Nothing in the records should be changed in the copy, though the pictures must be left out.

******

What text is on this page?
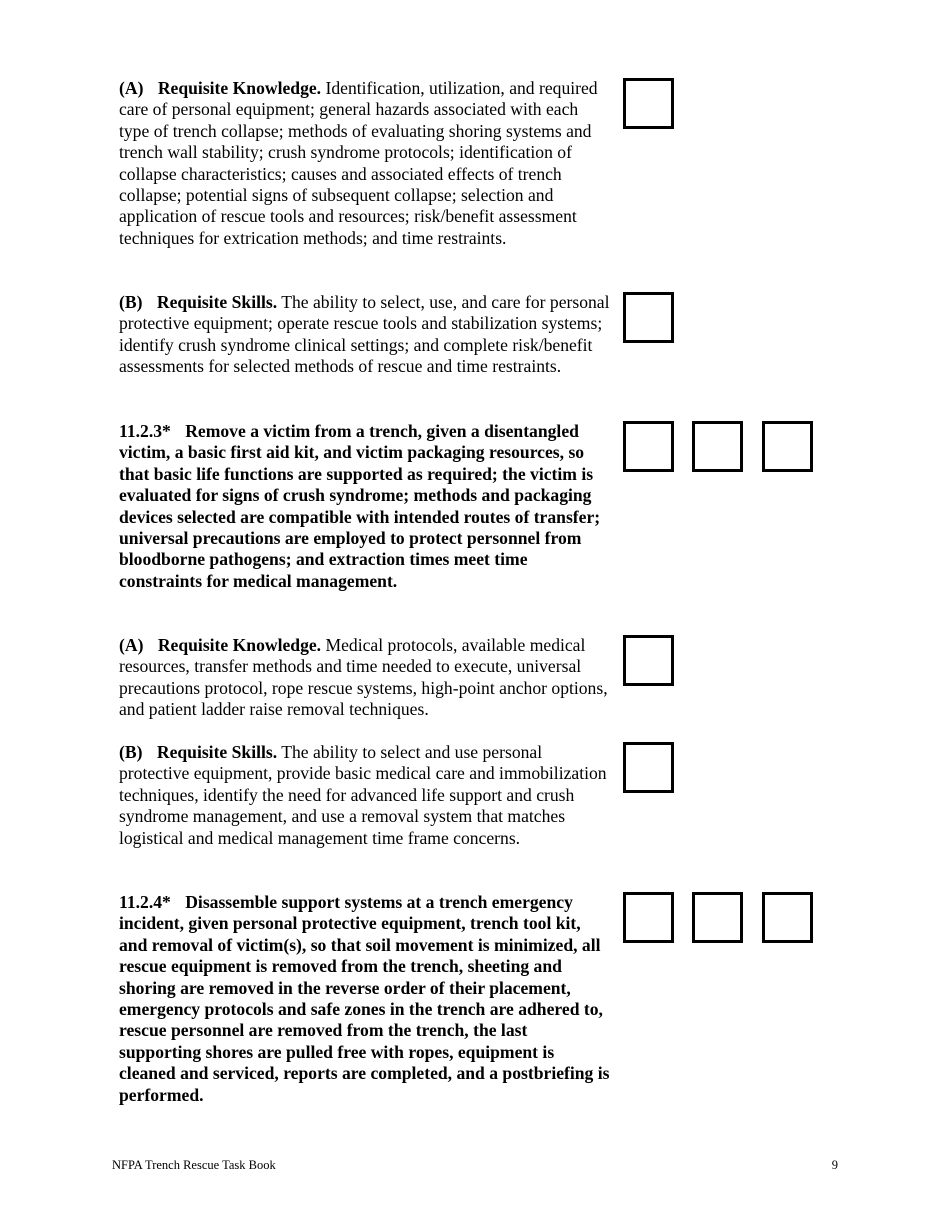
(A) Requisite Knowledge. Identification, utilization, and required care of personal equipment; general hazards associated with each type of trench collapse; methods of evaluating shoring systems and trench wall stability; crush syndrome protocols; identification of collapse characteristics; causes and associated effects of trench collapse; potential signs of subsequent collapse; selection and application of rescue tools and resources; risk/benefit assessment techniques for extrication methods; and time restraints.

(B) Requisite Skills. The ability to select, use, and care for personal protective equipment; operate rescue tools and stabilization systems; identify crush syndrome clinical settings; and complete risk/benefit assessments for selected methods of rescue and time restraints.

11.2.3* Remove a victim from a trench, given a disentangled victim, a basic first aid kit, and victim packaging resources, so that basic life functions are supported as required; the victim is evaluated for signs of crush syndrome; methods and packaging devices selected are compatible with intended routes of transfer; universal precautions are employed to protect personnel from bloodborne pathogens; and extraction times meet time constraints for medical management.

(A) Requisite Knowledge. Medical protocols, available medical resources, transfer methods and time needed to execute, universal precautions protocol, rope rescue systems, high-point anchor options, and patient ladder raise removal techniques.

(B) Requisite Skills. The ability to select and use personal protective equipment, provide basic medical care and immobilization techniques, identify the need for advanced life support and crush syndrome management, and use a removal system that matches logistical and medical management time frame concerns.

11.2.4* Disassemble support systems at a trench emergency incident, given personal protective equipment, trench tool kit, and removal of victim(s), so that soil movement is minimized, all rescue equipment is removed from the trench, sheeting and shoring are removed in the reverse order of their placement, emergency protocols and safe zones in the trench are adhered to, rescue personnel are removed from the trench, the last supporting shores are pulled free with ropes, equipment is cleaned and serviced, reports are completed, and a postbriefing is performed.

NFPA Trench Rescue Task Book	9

******

• Worked solution:
What text is on this page?
(A) Requisite Knowledge. Identification, utilization, and required care of personal equipment; general hazards associated with each type of trench collapse; methods of evaluating shoring systems and trench wall stability; crush syndrome protocols; identification of collapse characteristics; causes and associated effects of trench collapse; potential signs of subsequent collapse; selection and application of rescue tools and resources; risk/benefit assessment techniques for extrication methods; and time restraints.

(B) Requisite Skills. The ability to select, use, and care for personal protective equipment; operate rescue tools and stabilization systems; identify crush syndrome clinical settings; and complete risk/benefit assessments for selected methods of rescue and time restraints.

11.2.3* Remove a victim from a trench, given a disentangled victim, a basic first aid kit, and victim packaging resources, so that basic life functions are supported as required; the victim is evaluated for signs of crush syndrome; methods and packaging devices selected are compatible with intended routes of transfer; universal precautions are employed to protect personnel from bloodborne pathogens; and extraction times meet time constraints for medical management.

(A) Requisite Knowledge. Medical protocols, available medical resources, transfer methods and time needed to execute, universal precautions protocol, rope rescue systems, high-point anchor options, and patient ladder raise removal techniques.

(B) Requisite Skills. The ability to select and use personal protective equipment, provide basic medical care and immobilization techniques, identify the need for advanced life support and crush syndrome management, and use a removal system that matches logistical and medical management time frame concerns.

11.2.4* Disassemble support systems at a trench emergency incident, given personal protective equipment, trench tool kit, and removal of victim(s), so that soil movement is minimized, all rescue equipment is removed from the trench, sheeting and shoring are removed in the reverse order of their placement, emergency protocols and safe zones in the trench are adhered to, rescue personnel are removed from the trench, the last supporting shores are pulled free with ropes, equipment is cleaned and serviced, reports are completed, and a postbriefing is performed.

NFPA Trench Rescue Task Book	9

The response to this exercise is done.